## Directions
Type the records out again in full, exactly.

*** The data

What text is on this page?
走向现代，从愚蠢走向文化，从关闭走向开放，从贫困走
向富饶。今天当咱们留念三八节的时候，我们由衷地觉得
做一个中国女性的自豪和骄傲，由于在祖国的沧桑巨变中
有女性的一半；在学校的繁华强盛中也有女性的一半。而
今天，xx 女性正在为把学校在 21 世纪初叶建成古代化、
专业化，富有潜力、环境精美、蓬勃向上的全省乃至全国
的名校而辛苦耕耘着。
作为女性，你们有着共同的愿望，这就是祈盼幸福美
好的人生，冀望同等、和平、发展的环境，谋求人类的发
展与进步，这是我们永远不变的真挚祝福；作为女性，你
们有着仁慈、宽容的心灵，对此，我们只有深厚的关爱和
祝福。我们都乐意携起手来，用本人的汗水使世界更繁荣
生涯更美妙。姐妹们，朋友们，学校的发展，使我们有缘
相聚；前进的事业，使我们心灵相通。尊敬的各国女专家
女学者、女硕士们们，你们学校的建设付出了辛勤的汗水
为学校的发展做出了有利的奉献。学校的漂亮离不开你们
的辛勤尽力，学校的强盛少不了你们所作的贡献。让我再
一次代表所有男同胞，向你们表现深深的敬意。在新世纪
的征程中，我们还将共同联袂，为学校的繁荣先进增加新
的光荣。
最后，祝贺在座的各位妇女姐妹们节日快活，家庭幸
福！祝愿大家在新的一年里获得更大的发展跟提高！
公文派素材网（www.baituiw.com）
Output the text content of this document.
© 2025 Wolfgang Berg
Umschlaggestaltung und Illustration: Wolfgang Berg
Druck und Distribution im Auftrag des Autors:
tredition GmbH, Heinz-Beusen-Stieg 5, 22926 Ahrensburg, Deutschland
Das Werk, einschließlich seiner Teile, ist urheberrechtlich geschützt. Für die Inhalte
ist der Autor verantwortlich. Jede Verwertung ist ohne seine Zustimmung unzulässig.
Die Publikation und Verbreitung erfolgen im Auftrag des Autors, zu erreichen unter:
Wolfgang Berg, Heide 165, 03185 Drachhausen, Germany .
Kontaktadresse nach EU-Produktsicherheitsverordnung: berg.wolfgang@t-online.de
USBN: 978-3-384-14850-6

******

## Answer
What text is on this page?
走向现代，从愚蠢走向文化，从关闭走向开放，从贫困走
向富饶。今天当咱们留念三八节的时候，我们由衷地觉得
做一个中国女性的自豪和骄傲，由于在祖国的沧桑巨变中
有女性的一半；在学校的繁华强盛中也有女性的一半。而
今天，xx 女性正在为把学校在 21 世纪初叶建成古代化、
专业化，富有潜力、环境精美、蓬勃向上的全省乃至全国
的名校而辛苦耕耘着。
作为女性，你们有着共同的愿望，这就是祈盼幸福美
好的人生，冀望同等、和平、发展的环境，谋求人类的发
展与进步，这是我们永远不变的真挚祝福；作为女性，你
们有着仁慈、宽容的心灵，对此，我们只有深厚的关爱和
祝福。我们都乐意携起手来，用本人的汗水使世界更繁荣
生涯更美妙。姐妹们，朋友们，学校的发展，使我们有缘
相聚；前进的事业，使我们心灵相通。尊敬的各国女专家
女学者、女硕士们们，你们学校的建设付出了辛勤的汗水
为学校的发展做出了有利的奉献。学校的漂亮离不开你们
的辛勤尽力，学校的强盛少不了你们所作的贡献。让我再
一次代表所有男同胞，向你们表现深深的敬意。在新世纪
的征程中，我们还将共同联袂，为学校的繁荣先进增加新
的光荣。
最后，祝贺在座的各位妇女姐妹们节日快活，家庭幸
福！祝愿大家在新的一年里获得更大的发展跟提高！
公文派素材网（www.baituiw.com）
Output the text content of this document.
© 2025 Wolfgang Berg
Umschlaggestaltung und Illustration: Wolfgang Berg
Druck und Distribution im Auftrag des Autors:
tredition GmbH, Heinz-Beusen-Stieg 5, 22926 Ahrensburg, Deutschland
Das Werk, einschließlich seiner Teile, ist urheberrechtlich geschützt. Für die Inhalte
ist der Autor verantwortlich. Jede Verwertung ist ohne seine Zustimmung unzulässig.
Die Publikation und Verbreitung erfolgen im Auftrag des Autors, zu erreichen unter:
Wolfgang Berg, Heide 165, 03185 Drachhausen, Germany .
Kontaktadresse nach EU-Produktsicherheitsverordnung: berg.wolfgang@t-online.de
USBN: 978-3-384-14850-6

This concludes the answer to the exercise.